-- TASK DATA start --
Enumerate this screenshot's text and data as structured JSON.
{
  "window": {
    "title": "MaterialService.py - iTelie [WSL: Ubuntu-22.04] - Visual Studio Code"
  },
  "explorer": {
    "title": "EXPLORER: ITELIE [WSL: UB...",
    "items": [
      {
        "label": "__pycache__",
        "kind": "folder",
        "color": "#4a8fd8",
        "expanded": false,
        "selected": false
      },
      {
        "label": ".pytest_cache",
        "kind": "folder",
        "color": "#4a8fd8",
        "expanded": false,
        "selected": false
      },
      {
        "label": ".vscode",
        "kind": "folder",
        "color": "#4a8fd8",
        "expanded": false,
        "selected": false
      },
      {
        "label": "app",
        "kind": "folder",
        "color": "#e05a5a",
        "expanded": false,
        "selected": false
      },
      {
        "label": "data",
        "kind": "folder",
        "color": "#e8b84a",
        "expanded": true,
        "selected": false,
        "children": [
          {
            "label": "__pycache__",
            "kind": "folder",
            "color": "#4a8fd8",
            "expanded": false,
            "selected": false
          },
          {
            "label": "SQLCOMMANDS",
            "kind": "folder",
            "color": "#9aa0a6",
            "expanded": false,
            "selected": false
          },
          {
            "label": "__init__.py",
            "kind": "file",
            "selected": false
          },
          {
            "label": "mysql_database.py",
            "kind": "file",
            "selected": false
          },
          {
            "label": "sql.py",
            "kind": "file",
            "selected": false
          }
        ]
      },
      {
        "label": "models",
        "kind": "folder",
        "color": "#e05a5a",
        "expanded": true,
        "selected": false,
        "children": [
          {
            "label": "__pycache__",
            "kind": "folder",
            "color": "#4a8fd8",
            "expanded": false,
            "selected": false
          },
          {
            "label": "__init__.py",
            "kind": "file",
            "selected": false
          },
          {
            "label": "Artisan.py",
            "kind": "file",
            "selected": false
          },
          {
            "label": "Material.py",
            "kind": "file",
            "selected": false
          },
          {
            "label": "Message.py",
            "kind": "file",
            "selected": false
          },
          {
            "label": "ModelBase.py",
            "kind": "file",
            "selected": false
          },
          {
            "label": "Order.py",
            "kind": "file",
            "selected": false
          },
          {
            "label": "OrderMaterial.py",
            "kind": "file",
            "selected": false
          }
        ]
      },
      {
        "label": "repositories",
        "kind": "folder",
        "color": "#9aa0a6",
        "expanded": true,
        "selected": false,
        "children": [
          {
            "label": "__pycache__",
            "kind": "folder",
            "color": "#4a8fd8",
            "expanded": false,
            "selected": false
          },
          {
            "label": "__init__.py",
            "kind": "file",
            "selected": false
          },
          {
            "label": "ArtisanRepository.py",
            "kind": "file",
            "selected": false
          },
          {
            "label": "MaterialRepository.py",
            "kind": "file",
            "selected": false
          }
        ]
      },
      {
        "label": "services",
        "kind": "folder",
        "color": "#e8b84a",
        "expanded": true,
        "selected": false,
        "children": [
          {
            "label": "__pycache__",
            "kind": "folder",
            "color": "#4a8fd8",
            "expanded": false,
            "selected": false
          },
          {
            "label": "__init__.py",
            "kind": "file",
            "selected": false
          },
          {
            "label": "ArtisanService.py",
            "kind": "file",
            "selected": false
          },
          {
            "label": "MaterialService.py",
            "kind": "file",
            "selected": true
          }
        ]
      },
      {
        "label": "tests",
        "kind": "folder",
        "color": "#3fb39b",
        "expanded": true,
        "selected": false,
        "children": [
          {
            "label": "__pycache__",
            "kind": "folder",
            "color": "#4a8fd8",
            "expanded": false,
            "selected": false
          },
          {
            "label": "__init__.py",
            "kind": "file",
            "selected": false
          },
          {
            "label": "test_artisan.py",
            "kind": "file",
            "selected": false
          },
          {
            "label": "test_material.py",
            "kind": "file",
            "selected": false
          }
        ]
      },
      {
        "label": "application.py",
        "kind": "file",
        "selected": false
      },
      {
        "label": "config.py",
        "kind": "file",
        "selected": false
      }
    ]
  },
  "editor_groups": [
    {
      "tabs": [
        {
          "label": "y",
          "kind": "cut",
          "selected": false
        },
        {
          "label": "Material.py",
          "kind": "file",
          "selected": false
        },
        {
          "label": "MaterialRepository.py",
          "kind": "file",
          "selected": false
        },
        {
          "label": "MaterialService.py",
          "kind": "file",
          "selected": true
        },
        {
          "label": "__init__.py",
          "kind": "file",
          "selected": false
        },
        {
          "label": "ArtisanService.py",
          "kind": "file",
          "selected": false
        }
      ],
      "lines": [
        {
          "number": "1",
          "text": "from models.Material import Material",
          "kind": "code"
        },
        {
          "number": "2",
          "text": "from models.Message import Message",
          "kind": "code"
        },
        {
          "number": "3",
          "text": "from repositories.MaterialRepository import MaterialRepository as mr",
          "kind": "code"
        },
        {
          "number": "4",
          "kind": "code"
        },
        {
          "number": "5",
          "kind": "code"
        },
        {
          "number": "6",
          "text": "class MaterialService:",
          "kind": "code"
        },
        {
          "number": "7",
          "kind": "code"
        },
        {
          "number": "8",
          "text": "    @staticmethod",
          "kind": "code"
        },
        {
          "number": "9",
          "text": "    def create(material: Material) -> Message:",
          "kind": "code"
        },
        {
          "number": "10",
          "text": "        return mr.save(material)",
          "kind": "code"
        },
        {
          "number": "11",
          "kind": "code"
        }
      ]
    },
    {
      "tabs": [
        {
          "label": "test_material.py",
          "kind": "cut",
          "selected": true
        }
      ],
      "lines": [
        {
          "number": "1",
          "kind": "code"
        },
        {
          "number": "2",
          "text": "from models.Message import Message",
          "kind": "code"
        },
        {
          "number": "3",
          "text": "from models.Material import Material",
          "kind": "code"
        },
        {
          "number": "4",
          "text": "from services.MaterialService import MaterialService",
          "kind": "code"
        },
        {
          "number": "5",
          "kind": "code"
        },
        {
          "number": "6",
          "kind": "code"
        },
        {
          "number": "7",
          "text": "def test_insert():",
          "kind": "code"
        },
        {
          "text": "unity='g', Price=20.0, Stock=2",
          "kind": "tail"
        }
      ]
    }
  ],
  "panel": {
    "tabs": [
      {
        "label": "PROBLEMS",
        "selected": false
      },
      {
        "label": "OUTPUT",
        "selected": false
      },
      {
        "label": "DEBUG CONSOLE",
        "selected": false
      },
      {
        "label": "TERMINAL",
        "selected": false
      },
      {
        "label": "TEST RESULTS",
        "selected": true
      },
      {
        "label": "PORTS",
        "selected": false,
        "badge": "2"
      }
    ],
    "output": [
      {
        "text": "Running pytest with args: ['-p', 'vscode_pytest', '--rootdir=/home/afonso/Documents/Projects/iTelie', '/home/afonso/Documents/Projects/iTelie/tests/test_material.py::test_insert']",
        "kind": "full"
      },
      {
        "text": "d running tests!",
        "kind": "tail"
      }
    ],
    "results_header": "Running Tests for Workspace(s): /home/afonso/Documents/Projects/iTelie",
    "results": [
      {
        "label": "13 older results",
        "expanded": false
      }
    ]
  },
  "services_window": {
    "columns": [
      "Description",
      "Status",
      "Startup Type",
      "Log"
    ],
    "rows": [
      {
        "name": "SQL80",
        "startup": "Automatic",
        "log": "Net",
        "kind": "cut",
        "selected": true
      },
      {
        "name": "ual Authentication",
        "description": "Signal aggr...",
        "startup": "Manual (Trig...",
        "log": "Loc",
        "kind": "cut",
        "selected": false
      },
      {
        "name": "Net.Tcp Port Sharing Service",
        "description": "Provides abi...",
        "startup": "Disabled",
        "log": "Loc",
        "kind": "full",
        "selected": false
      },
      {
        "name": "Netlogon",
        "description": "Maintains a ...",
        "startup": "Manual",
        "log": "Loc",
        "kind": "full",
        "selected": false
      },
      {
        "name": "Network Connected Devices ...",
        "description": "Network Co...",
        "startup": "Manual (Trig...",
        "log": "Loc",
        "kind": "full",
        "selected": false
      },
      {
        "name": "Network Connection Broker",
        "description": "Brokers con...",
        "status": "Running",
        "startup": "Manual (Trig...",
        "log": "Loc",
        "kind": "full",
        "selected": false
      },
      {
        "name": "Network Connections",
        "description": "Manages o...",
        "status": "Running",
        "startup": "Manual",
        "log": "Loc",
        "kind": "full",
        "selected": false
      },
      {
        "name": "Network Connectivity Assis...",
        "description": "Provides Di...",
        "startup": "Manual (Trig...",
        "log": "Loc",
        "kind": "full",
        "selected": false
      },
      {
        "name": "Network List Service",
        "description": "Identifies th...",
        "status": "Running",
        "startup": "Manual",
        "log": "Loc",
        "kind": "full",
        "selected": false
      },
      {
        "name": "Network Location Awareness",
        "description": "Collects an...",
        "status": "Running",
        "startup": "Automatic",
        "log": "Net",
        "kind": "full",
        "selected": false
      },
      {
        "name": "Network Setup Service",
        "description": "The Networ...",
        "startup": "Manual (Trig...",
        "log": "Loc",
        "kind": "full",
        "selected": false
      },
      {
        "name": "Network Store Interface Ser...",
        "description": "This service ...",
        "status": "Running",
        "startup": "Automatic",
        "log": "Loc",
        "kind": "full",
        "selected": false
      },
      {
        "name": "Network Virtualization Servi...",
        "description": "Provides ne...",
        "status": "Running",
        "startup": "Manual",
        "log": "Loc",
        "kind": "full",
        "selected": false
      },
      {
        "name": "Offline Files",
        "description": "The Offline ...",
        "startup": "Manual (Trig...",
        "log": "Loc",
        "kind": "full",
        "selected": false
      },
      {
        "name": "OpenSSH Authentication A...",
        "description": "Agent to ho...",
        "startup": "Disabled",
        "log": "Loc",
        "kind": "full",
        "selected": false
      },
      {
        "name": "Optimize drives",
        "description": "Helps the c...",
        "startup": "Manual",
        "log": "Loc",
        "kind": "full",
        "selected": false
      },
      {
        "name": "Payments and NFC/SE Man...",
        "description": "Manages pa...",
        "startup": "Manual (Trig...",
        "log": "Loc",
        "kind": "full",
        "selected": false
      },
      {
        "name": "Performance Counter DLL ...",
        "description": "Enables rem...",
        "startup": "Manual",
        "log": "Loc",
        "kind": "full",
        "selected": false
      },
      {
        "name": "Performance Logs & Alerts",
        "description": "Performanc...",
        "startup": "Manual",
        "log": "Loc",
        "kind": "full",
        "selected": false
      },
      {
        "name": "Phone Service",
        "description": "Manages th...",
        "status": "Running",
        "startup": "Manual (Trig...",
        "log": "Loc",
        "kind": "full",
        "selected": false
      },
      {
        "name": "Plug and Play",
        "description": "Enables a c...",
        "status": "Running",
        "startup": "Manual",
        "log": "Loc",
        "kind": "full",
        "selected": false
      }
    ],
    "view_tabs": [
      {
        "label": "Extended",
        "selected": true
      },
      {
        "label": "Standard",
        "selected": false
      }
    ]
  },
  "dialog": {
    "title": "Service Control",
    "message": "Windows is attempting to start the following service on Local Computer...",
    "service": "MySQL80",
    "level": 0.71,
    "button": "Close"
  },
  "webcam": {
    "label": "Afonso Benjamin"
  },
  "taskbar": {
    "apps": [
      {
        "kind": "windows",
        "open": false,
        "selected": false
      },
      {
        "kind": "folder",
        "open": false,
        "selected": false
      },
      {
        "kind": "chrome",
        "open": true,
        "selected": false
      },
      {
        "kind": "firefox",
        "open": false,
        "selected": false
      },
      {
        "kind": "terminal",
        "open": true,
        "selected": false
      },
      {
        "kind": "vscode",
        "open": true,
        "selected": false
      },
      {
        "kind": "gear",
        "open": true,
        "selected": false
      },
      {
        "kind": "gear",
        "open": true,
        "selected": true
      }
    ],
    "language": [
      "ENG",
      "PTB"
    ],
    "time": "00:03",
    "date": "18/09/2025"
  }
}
-- TASK DATA end --
Copy every line of the listing where the word "Offline" appears.

        "name": "Offline Files",
        "description": "The Offline ...",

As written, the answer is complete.